Job →
Gather from the listing below each line that includes the word "autres", and copy it.

Given records →

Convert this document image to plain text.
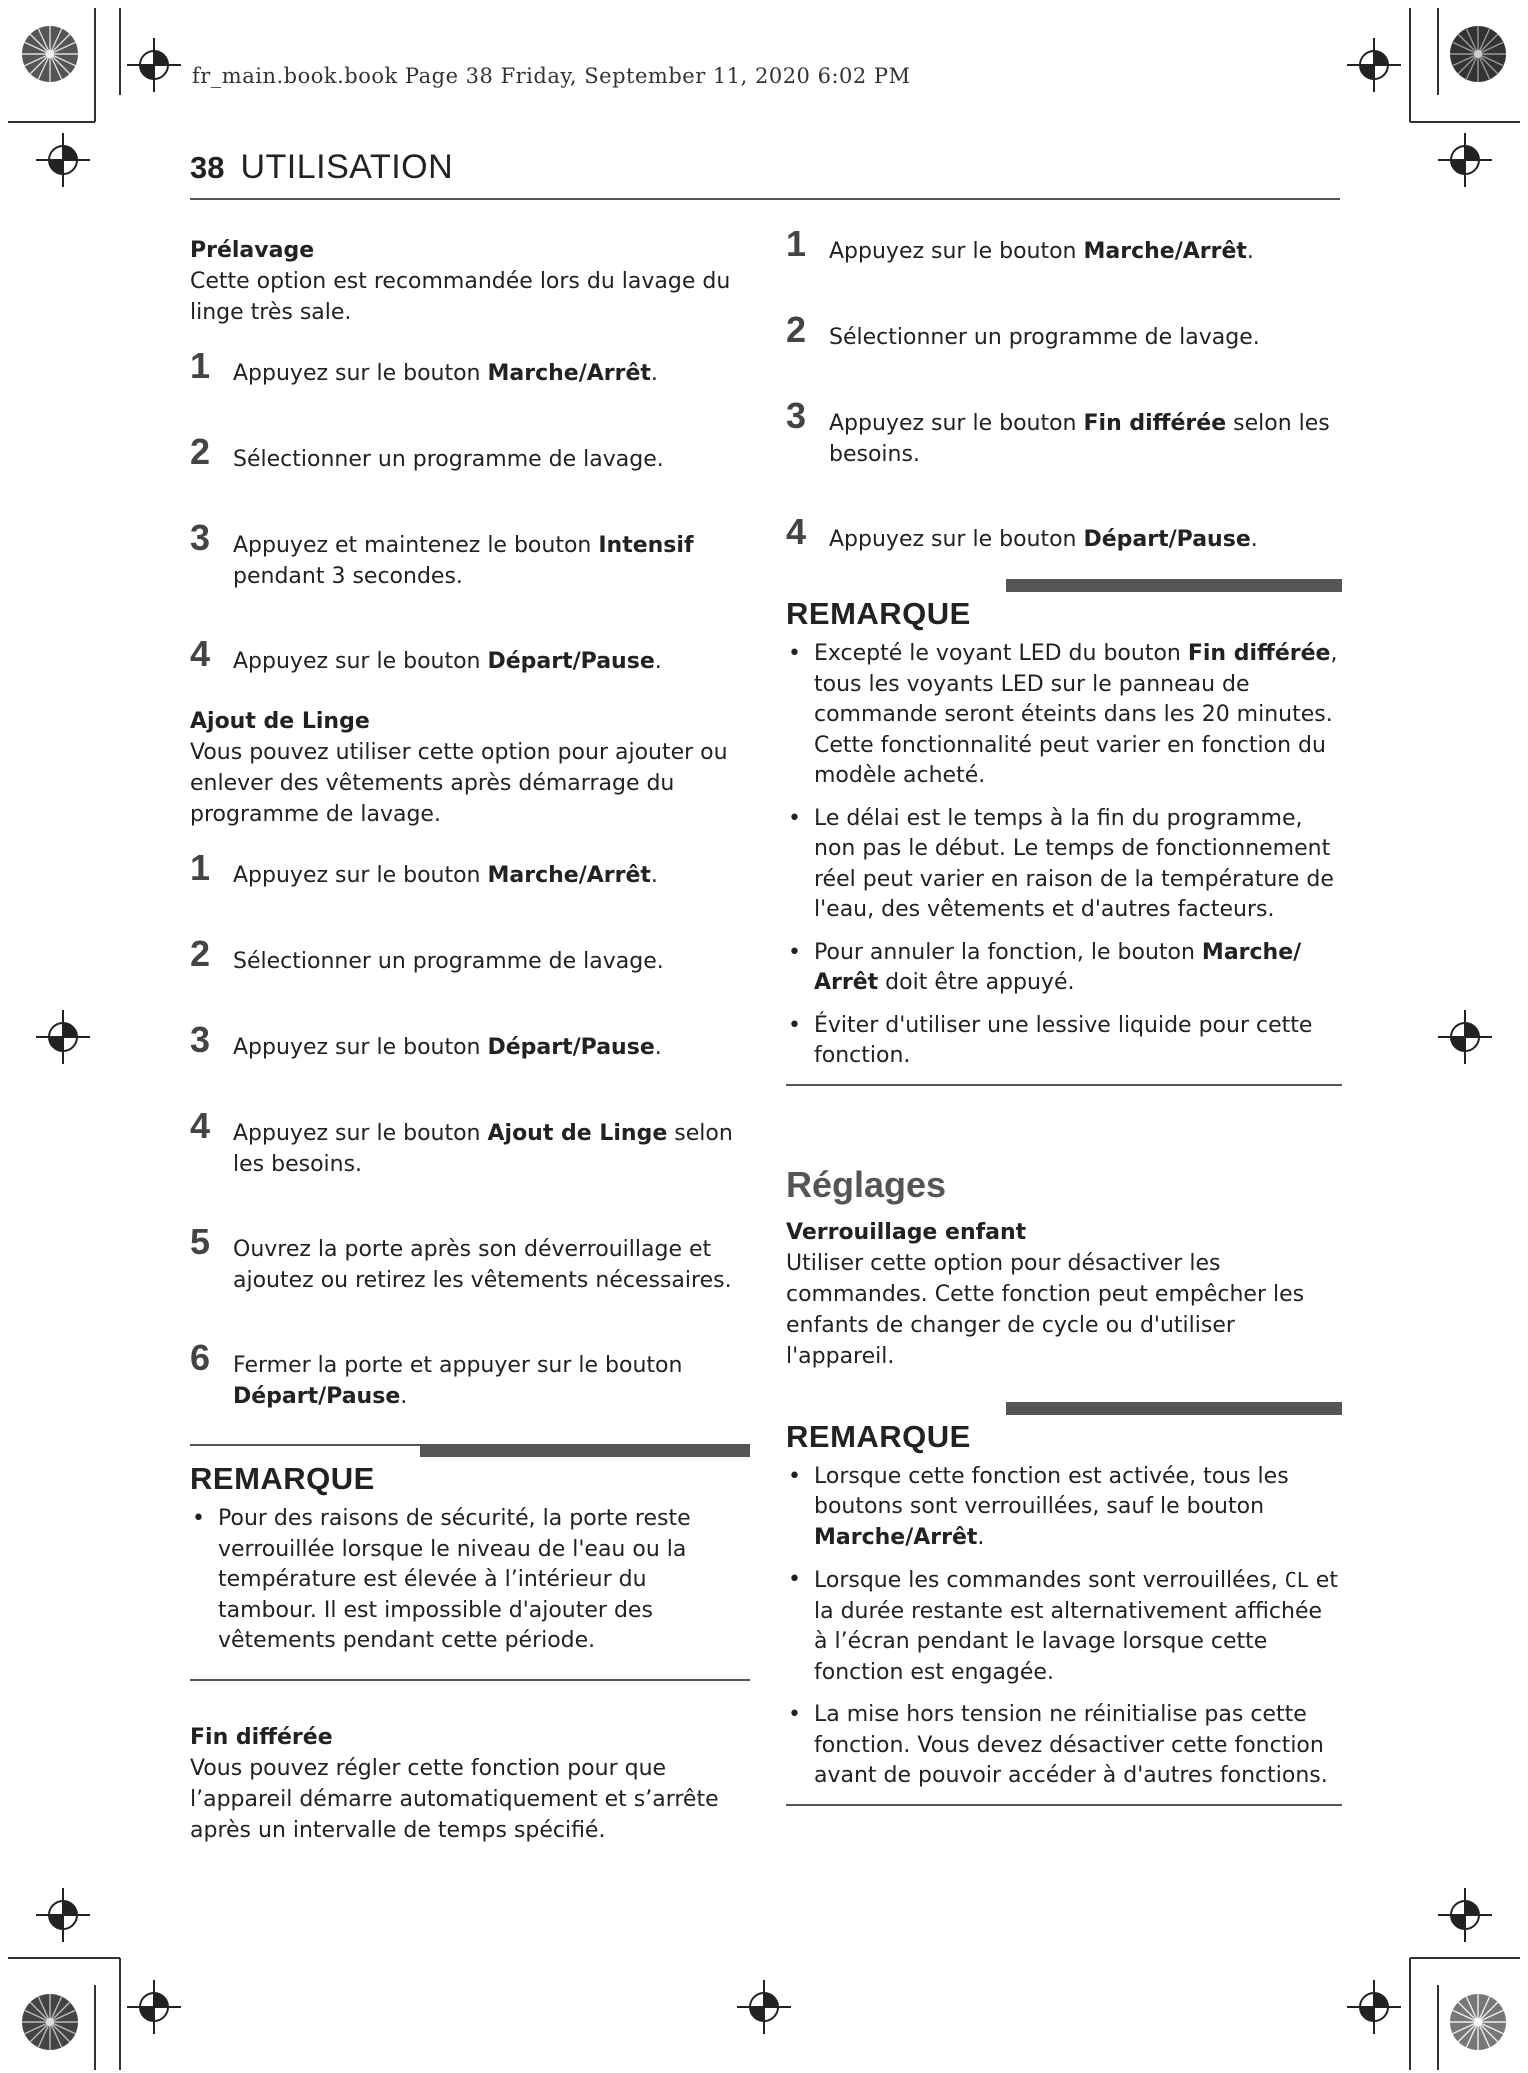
fr_main.book.book Page 38 Friday, September 11, 2020 6:02 PM
38 UTILISATION
Prélavage
Cette option est recommandée lors du lavage du linge très sale.
1 Appuyez sur le bouton Marche/Arrêt.
2 Sélectionner un programme de lavage.
3 Appuyez et maintenez le bouton Intensif pendant 3 secondes.
4 Appuyez sur le bouton Départ/Pause.
Ajout de Linge
Vous pouvez utiliser cette option pour ajouter ou enlever des vêtements après démarrage du programme de lavage.
1 Appuyez sur le bouton Marche/Arrêt.
2 Sélectionner un programme de lavage.
3 Appuyez sur le bouton Départ/Pause.
4 Appuyez sur le bouton Ajout de Linge selon les besoins.
5 Ouvrez la porte après son déverrouillage et ajoutez ou retirez les vêtements nécessaires.
6 Fermer la porte et appuyer sur le bouton Départ/Pause.
REMARQUE
• Pour des raisons de sécurité, la porte reste verrouillée lorsque le niveau de l'eau ou la température est élevée à l’intérieur du tambour. Il est impossible d'ajouter des vêtements pendant cette période.
Fin différée
Vous pouvez régler cette fonction pour que l’appareil démarre automatiquement et s’arrête après un intervalle de temps spécifié.
1 Appuyez sur le bouton Marche/Arrêt.
2 Sélectionner un programme de lavage.
3 Appuyez sur le bouton Fin différée selon les besoins.
4 Appuyez sur le bouton Départ/Pause.
REMARQUE
• Excepté le voyant LED du bouton Fin différée, tous les voyants LED sur le panneau de commande seront éteints dans les 20 minutes. Cette fonctionnalité peut varier en fonction du modèle acheté.
• Le délai est le temps à la fin du programme, non pas le début. Le temps de fonctionnement réel peut varier en raison de la température de l'eau, des vêtements et d'autres facteurs.
• Pour annuler la fonction, le bouton Marche/ Arrêt doit être appuyé.
• Éviter d'utiliser une lessive liquide pour cette fonction.
Réglages
Verrouillage enfant
Utiliser cette option pour désactiver les commandes. Cette fonction peut empêcher les enfants de changer de cycle ou d'utiliser l'appareil.
REMARQUE
• Lorsque cette fonction est activée, tous les boutons sont verrouillées, sauf le bouton Marche/Arrêt.
• Lorsque les commandes sont verrouillées, CL et la durée restante est alternativement affichée à l’écran pendant le lavage lorsque cette fonction est engagée.
• La mise hors tension ne réinitialise pas cette fonction. Vous devez désactiver cette fonction avant de pouvoir accéder à d'autres fonctions.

Answer to the exercise →
• Le délai est le temps à la fin du programme, non pas le début. Le temps de fonctionnement réel peut varier en raison de la température de l'eau, des vêtements et d'autres facteurs.
• La mise hors tension ne réinitialise pas cette fonction. Vous devez désactiver cette fonction avant de pouvoir accéder à d'autres fonctions.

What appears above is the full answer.